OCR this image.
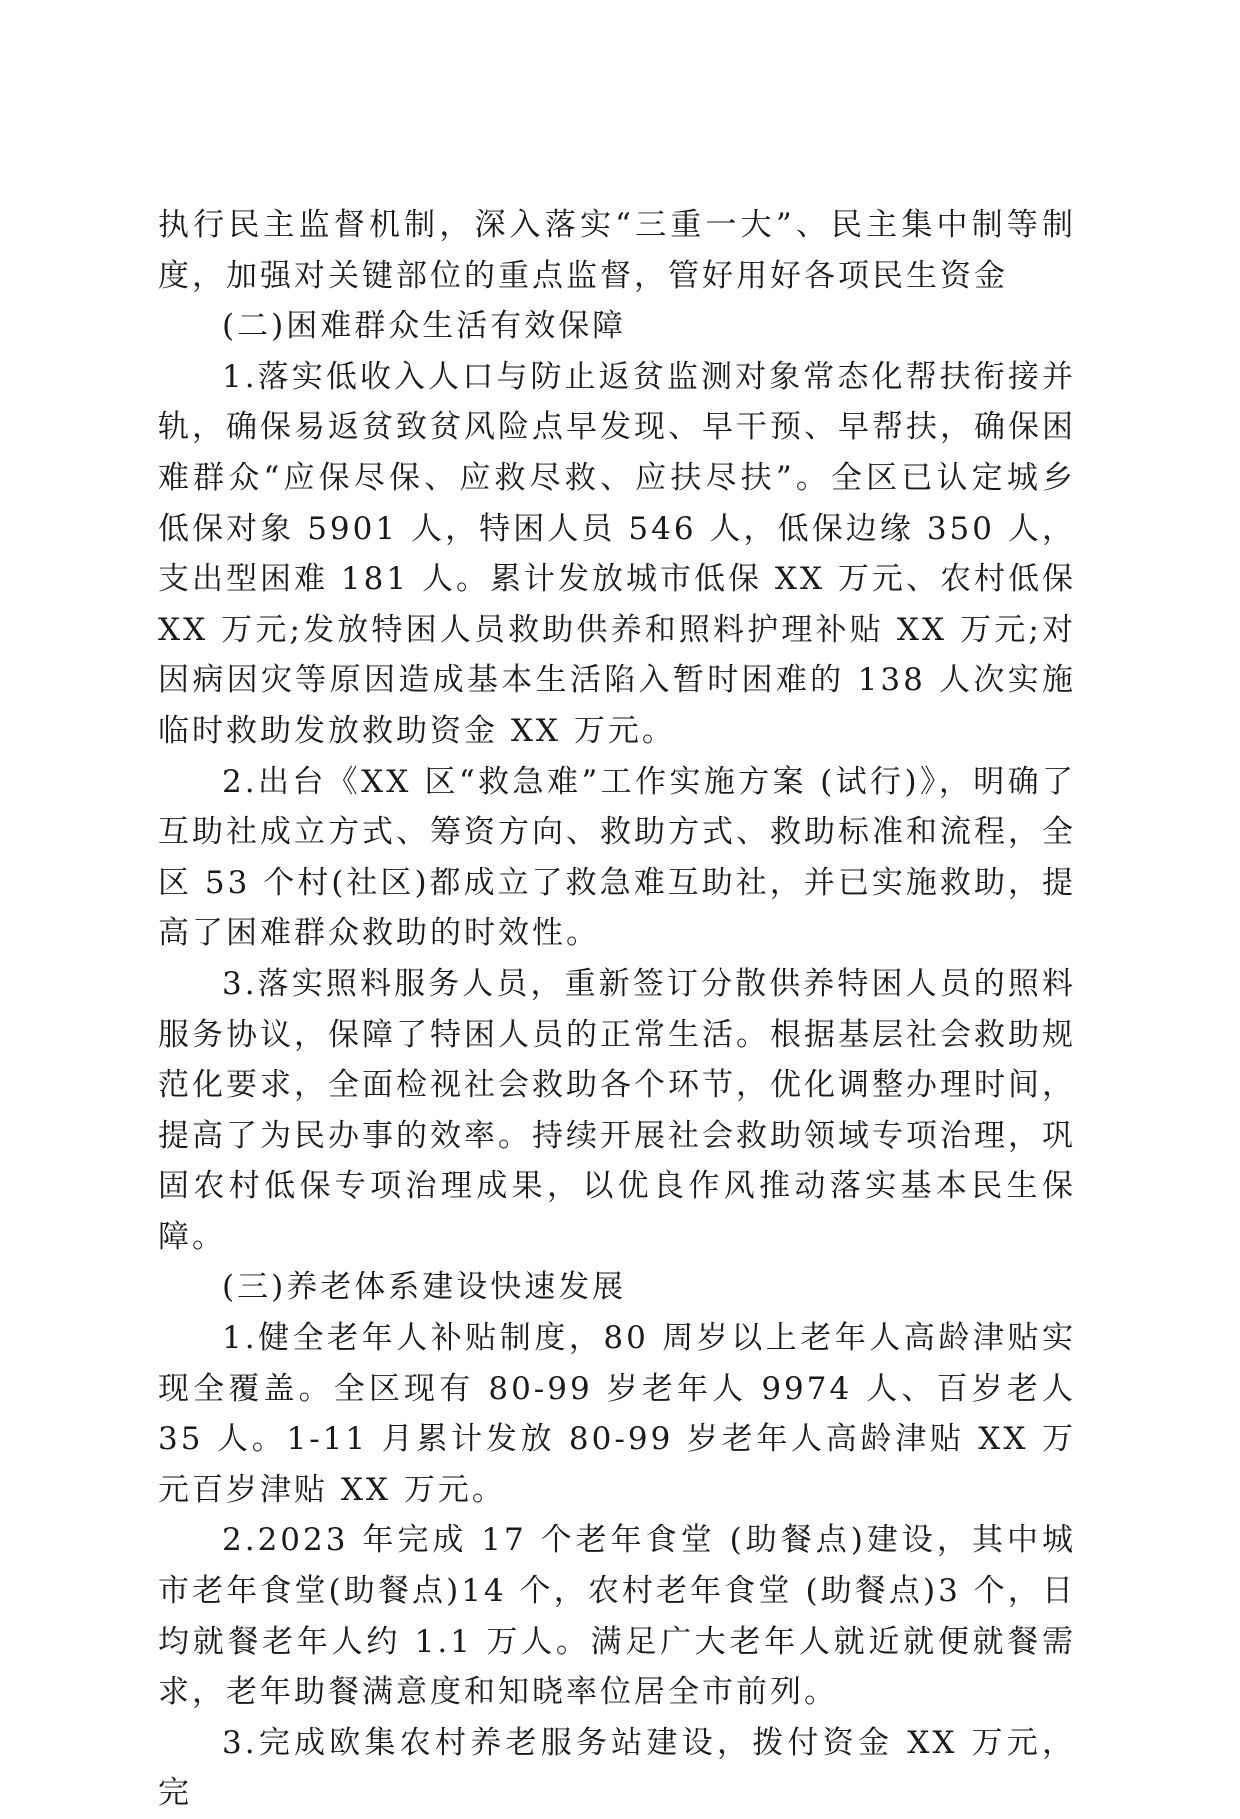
执行民主监督机制，深入落实“三重一大”、民主集中制等制度，加强对关键部位的重点监督，管好用好各项民生资金

(二)困难群众生活有效保障

1.落实低收入人口与防止返贫监测对象常态化帮扶衔接并轨，确保易返贫致贫风险点早发现、早干预、早帮扶，确保困难群众“应保尽保、应救尽救、应扶尽扶”。全区已认定城乡低保对象 5901 人，特困人员 546 人，低保边缘 350 人，支出型困难 181 人。累计发放城市低保 XX 万元、农村低保 XX 万元;发放特困人员救助供养和照料护理补贴 XX 万元;对因病因灾等原因造成基本生活陷入暂时困难的 138 人次实施临时救助发放救助资金 XX 万元。

2.出台《XX 区“救急难”工作实施方案 (试行)》，明确了互助社成立方式、筹资方向、救助方式、救助标准和流程，全区 53 个村(社区)都成立了救急难互助社，并已实施救助，提高了困难群众救助的时效性。

3.落实照料服务人员，重新签订分散供养特困人员的照料服务协议，保障了特困人员的正常生活。根据基层社会救助规范化要求，全面检视社会救助各个环节，优化调整办理时间，提高了为民办事的效率。持续开展社会救助领域专项治理，巩固农村低保专项治理成果，以优良作风推动落实基本民生保障。

(三)养老体系建设快速发展

1.健全老年人补贴制度，80 周岁以上老年人高龄津贴实现全覆盖。全区现有 80-99 岁老年人 9974 人、百岁老人 35 人。1-11 月累计发放 80-99 岁老年人高龄津贴 XX 万元百岁津贴 XX 万元。

2.2023 年完成 17 个老年食堂 (助餐点)建设，其中城市老年食堂(助餐点)14 个，农村老年食堂 (助餐点)3 个，日均就餐老年人约 1.1 万人。满足广大老年人就近就便就餐需求，老年助餐满意度和知晓率位居全市前列。

3.完成欧集农村养老服务站建设，拨付资金 XX 万元，完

☆ ☆ ☆ ☆

■ **Requirements**
Pictures in the records should not appear in your copy, but everything else must be transcribed exactly.

■ **Solved problem**
OCR this image.
执行民主监督机制，深入落实“三重一大”、民主集中制等制度，加强对关键部位的重点监督，管好用好各项民生资金

(二)困难群众生活有效保障

1.落实低收入人口与防止返贫监测对象常态化帮扶衔接并轨，确保易返贫致贫风险点早发现、早干预、早帮扶，确保困难群众“应保尽保、应救尽救、应扶尽扶”。全区已认定城乡低保对象 5901 人，特困人员 546 人，低保边缘 350 人，支出型困难 181 人。累计发放城市低保 XX 万元、农村低保 XX 万元;发放特困人员救助供养和照料护理补贴 XX 万元;对因病因灾等原因造成基本生活陷入暂时困难的 138 人次实施临时救助发放救助资金 XX 万元。

2.出台《XX 区“救急难”工作实施方案 (试行)》，明确了互助社成立方式、筹资方向、救助方式、救助标准和流程，全区 53 个村(社区)都成立了救急难互助社，并已实施救助，提高了困难群众救助的时效性。

3.落实照料服务人员，重新签订分散供养特困人员的照料服务协议，保障了特困人员的正常生活。根据基层社会救助规范化要求，全面检视社会救助各个环节，优化调整办理时间，提高了为民办事的效率。持续开展社会救助领域专项治理，巩固农村低保专项治理成果，以优良作风推动落实基本民生保障。

(三)养老体系建设快速发展

1.健全老年人补贴制度，80 周岁以上老年人高龄津贴实现全覆盖。全区现有 80-99 岁老年人 9974 人、百岁老人 35 人。1-11 月累计发放 80-99 岁老年人高龄津贴 XX 万元百岁津贴 XX 万元。

2.2023 年完成 17 个老年食堂 (助餐点)建设，其中城市老年食堂(助餐点)14 个，农村老年食堂 (助餐点)3 个，日均就餐老年人约 1.1 万人。满足广大老年人就近就便就餐需求，老年助餐满意度和知晓率位居全市前列。

3.完成欧集农村养老服务站建设，拨付资金 XX 万元，完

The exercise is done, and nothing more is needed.